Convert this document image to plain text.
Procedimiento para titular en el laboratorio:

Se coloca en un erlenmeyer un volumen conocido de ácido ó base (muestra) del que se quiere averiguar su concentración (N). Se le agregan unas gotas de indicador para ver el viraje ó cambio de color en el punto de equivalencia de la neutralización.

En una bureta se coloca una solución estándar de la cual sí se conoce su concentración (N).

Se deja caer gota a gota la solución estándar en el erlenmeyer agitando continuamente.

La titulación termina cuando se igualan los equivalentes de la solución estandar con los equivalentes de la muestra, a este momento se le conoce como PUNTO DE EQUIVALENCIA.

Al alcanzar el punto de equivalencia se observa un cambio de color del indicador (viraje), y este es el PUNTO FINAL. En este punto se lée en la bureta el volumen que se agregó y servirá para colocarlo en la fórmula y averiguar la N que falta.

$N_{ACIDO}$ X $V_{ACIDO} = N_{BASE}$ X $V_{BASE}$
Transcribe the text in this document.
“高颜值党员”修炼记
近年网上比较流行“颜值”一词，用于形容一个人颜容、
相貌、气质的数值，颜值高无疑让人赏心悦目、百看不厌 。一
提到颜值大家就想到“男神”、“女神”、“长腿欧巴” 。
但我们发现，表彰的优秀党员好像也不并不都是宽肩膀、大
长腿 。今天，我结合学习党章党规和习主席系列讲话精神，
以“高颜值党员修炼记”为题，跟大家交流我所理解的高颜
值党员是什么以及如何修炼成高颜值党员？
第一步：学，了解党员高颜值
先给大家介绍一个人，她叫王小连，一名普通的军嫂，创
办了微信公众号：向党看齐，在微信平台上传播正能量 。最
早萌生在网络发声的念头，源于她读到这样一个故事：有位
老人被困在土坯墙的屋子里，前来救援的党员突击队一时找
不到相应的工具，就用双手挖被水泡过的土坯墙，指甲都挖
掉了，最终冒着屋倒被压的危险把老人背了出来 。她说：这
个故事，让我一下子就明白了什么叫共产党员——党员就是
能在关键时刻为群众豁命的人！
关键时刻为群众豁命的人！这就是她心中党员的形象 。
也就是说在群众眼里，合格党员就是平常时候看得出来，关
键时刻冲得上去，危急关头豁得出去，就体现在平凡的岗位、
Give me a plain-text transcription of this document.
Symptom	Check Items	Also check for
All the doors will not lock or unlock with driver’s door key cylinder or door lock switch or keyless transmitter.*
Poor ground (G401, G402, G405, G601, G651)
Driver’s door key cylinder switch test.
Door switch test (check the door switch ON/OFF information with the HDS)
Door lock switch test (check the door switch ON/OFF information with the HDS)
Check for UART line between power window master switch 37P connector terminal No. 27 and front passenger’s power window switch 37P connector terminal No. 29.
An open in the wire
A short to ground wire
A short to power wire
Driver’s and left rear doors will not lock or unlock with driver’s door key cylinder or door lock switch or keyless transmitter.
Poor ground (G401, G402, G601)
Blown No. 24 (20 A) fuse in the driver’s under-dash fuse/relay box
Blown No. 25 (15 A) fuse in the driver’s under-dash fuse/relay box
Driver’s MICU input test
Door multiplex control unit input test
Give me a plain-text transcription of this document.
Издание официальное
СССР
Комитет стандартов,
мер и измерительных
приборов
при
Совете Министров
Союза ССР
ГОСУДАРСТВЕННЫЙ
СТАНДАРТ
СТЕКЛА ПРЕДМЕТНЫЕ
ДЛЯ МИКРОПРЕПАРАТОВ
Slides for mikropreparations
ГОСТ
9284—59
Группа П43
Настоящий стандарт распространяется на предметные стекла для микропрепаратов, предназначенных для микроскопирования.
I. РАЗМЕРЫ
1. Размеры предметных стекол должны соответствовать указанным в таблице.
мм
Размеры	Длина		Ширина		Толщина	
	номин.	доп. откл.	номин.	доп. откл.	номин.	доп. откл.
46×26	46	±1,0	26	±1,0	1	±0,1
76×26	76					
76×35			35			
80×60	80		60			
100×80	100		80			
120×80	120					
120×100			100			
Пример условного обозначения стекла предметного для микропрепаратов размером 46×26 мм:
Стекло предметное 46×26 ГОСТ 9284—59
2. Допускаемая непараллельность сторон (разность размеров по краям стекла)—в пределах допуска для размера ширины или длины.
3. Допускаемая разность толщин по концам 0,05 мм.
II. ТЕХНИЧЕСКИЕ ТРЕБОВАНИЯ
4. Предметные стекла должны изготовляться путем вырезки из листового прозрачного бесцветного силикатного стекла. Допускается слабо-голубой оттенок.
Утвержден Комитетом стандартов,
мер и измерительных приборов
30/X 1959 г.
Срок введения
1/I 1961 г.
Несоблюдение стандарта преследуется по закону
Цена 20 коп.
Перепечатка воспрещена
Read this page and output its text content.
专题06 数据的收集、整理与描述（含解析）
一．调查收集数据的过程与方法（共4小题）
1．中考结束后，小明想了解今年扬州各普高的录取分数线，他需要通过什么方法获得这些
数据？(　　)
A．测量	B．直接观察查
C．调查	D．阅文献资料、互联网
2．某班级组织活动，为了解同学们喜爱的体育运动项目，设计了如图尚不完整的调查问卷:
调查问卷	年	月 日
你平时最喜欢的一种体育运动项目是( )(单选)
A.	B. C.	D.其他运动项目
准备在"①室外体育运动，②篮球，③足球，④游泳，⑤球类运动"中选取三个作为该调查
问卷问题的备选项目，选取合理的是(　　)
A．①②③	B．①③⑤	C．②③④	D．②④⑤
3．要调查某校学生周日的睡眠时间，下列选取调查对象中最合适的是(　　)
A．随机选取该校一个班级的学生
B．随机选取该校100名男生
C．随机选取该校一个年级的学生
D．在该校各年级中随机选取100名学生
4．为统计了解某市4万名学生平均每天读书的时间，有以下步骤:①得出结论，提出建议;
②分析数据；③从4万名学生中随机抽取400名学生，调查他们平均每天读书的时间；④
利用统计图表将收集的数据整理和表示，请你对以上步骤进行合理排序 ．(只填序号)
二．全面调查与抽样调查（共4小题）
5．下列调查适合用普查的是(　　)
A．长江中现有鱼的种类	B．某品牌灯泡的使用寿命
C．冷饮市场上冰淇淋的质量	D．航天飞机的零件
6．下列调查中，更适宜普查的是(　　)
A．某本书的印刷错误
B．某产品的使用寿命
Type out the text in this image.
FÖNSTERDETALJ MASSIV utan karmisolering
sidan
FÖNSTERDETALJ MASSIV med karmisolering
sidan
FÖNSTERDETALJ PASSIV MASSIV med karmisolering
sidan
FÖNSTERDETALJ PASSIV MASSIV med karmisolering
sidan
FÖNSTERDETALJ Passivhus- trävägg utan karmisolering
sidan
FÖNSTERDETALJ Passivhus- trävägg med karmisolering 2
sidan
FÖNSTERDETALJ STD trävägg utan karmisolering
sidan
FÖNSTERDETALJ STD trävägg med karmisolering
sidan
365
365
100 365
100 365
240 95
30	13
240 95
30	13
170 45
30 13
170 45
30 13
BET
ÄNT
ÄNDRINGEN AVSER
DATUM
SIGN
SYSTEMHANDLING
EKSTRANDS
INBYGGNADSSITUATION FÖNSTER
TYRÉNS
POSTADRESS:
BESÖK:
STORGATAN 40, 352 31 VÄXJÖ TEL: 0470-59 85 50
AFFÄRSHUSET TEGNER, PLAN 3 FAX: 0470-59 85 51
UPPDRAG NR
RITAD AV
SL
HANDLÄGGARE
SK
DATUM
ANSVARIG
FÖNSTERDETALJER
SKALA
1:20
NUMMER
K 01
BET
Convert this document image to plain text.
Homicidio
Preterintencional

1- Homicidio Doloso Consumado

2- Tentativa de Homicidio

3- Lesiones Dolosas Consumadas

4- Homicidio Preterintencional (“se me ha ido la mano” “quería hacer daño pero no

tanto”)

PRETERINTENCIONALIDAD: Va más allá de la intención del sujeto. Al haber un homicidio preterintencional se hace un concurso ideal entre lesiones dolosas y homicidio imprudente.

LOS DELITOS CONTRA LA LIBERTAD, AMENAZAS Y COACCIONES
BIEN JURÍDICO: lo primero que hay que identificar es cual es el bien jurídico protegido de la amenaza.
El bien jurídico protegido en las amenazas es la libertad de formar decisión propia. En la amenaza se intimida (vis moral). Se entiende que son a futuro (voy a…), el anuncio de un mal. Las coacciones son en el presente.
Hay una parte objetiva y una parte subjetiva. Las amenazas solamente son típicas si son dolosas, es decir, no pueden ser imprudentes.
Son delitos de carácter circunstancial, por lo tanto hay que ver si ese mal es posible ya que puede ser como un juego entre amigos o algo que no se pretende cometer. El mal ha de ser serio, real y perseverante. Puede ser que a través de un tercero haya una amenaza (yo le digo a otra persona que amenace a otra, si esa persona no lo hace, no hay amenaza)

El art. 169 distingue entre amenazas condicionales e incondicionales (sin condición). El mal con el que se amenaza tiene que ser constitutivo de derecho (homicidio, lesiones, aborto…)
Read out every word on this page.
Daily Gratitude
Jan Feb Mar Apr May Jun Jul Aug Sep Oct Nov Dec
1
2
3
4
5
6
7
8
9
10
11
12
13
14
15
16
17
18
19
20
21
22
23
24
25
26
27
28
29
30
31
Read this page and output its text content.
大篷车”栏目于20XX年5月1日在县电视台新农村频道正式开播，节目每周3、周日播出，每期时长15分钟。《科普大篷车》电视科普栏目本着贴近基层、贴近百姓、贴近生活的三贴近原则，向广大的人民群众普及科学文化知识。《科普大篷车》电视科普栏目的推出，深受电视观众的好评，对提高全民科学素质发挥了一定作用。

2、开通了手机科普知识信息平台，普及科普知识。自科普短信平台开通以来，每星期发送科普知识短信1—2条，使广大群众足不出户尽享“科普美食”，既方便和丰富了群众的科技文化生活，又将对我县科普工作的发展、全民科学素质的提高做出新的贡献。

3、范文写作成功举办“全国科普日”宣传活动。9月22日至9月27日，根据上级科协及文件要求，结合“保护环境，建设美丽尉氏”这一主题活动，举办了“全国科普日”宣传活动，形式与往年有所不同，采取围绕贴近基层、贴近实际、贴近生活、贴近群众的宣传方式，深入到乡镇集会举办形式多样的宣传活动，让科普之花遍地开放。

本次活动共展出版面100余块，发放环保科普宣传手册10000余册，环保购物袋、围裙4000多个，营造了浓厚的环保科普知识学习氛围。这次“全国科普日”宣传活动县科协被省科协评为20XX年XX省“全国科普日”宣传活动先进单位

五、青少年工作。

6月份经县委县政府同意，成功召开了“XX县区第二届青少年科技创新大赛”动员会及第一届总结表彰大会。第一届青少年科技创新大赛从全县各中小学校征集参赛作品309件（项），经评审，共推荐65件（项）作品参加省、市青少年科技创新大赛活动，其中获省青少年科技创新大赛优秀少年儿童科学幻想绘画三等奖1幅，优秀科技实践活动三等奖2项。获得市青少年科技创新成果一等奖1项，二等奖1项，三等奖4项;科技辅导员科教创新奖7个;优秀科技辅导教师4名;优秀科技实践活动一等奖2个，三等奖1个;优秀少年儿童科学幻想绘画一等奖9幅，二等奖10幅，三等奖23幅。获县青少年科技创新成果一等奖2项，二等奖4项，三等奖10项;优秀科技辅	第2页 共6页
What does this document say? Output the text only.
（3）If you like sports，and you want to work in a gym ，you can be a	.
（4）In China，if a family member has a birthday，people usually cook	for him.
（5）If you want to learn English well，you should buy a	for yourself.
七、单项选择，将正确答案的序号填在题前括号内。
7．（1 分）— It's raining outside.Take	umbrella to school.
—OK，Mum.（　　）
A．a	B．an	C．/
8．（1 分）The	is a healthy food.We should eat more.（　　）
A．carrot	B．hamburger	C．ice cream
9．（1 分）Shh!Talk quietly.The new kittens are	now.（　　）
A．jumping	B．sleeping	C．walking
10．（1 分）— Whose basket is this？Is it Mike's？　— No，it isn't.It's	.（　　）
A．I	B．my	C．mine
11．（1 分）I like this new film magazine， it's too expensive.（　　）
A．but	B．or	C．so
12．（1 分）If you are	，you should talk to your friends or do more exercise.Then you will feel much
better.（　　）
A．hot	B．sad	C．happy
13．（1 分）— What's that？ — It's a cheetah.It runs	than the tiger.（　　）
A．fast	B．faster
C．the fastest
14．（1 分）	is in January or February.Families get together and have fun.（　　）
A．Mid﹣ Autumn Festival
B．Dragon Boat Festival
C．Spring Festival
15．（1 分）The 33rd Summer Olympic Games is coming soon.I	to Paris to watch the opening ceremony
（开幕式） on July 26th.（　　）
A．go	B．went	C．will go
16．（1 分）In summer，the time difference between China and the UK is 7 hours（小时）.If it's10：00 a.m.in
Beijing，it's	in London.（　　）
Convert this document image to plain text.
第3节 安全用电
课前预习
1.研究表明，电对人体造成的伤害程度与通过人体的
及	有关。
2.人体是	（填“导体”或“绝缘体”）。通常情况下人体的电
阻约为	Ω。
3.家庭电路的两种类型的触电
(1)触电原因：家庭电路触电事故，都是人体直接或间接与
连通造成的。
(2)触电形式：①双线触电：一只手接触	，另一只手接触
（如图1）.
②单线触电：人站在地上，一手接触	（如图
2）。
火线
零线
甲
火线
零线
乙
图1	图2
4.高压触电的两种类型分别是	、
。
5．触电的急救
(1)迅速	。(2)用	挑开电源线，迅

------

WRITTEN INSTRUCTION: Select the lines from the entries that include the word "ground".

EXPECTED OUTPUT:
Poor ground (G401, G402, G405, G601, G651)
A short to ground wire
Poor ground (G401, G402, G601)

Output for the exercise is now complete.